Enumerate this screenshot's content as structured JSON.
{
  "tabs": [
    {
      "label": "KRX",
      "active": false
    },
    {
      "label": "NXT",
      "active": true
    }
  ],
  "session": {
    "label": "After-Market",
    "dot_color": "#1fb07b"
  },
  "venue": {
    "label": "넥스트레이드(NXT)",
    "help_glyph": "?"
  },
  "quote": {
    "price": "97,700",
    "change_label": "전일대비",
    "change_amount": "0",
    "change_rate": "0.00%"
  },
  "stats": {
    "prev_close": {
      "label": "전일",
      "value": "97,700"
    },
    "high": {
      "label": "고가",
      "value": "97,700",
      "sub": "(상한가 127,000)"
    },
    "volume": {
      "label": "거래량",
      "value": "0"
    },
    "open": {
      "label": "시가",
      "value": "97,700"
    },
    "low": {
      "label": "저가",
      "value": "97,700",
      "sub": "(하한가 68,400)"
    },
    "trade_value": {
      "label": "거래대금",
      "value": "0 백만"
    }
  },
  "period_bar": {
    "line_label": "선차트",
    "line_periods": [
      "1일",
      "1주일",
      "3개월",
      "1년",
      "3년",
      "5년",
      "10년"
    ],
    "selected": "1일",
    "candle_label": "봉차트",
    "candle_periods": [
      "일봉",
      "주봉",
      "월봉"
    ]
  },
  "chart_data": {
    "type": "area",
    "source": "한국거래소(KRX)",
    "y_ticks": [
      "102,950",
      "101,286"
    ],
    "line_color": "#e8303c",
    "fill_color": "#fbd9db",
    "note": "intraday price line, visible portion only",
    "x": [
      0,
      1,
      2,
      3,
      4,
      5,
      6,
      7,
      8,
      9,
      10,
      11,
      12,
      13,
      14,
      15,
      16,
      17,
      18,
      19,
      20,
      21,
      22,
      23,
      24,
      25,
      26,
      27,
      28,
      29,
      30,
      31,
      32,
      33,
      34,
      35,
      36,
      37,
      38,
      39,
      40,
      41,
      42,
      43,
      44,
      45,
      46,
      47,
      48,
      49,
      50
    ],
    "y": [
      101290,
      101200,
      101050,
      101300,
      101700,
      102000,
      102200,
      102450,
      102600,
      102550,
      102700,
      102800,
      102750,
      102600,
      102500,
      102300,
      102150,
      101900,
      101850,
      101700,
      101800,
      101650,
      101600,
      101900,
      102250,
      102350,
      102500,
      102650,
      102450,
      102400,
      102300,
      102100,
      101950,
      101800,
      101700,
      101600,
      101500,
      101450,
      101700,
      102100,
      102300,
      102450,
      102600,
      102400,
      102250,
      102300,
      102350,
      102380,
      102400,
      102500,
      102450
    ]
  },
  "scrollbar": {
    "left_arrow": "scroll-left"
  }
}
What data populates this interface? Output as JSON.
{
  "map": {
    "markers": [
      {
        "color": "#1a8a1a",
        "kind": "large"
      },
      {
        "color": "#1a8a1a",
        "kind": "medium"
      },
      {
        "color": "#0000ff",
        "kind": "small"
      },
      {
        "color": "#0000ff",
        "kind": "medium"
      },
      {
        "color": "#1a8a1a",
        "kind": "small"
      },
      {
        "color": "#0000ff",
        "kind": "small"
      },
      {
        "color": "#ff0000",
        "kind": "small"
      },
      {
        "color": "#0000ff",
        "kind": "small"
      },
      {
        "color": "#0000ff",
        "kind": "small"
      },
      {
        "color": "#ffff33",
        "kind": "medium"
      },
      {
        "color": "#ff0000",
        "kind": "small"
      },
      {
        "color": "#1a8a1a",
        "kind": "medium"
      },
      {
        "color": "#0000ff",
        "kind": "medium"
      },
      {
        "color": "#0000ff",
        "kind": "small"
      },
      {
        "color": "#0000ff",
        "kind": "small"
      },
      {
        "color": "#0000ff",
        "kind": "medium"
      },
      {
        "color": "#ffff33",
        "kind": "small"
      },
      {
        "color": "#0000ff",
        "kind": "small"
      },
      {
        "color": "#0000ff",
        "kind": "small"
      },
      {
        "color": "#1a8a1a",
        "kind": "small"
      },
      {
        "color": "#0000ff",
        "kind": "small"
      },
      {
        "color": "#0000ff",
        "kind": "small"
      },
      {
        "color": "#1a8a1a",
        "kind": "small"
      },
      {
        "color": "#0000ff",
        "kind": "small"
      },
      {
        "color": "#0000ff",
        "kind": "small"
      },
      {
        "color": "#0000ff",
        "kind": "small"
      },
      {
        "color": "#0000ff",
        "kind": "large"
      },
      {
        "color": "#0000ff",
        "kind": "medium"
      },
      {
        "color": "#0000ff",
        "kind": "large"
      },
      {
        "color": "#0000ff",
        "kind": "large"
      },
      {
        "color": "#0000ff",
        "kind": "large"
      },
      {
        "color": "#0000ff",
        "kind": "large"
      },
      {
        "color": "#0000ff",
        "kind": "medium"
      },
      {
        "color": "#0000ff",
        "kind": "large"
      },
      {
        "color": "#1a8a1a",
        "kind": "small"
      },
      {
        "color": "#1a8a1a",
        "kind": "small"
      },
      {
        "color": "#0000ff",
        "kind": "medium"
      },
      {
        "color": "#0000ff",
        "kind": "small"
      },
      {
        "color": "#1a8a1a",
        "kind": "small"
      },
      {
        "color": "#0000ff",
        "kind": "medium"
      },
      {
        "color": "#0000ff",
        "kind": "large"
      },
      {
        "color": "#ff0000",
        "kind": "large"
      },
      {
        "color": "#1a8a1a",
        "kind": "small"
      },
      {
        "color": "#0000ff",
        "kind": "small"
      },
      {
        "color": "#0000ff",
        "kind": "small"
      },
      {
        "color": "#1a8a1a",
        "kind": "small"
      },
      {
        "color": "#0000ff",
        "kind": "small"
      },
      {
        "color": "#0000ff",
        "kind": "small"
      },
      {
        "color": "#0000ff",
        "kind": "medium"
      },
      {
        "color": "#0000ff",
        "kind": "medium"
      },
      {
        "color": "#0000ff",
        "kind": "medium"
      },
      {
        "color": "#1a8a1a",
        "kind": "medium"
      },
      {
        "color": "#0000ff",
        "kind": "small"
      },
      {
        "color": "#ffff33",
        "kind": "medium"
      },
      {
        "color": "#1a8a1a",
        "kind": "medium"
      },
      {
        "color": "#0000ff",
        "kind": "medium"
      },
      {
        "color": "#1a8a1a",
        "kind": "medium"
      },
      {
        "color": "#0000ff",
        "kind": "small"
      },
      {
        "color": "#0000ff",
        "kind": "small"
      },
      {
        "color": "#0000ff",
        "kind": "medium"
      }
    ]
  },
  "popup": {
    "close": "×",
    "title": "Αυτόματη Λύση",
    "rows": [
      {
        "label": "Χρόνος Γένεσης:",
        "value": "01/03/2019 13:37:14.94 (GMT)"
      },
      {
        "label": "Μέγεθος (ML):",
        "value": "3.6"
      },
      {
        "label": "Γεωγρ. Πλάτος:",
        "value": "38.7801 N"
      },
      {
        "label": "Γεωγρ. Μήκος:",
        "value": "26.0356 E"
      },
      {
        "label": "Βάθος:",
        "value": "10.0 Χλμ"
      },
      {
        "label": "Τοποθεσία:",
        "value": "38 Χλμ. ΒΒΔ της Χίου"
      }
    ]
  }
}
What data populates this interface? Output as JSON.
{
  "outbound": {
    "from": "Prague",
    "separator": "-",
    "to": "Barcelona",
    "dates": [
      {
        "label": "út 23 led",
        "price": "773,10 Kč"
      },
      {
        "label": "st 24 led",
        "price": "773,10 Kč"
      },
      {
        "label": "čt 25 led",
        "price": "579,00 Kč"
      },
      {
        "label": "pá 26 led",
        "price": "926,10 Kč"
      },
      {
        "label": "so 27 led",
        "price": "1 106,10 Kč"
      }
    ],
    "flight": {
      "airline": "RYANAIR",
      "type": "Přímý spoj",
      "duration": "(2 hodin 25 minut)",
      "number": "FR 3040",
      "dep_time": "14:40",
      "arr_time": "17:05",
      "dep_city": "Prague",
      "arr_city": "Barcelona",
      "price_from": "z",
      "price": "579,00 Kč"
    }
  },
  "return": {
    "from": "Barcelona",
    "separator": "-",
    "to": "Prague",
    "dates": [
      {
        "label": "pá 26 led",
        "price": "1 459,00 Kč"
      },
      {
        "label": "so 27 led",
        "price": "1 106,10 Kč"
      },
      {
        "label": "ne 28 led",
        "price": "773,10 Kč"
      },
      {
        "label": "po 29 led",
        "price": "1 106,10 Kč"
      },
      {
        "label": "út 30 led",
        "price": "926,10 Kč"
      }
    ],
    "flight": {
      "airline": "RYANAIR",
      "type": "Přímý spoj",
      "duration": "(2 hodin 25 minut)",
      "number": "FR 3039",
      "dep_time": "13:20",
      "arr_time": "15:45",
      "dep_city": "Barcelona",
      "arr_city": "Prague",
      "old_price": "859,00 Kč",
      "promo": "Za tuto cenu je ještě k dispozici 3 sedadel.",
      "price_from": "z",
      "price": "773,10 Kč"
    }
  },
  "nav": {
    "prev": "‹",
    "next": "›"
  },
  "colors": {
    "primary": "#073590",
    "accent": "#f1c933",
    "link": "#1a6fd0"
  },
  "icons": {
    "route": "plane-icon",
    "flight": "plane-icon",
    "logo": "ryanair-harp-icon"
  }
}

**Problem:** What is the number of lines in this material that hold the string "Barcelona"? Answer with that number only.

**Complete response:** 4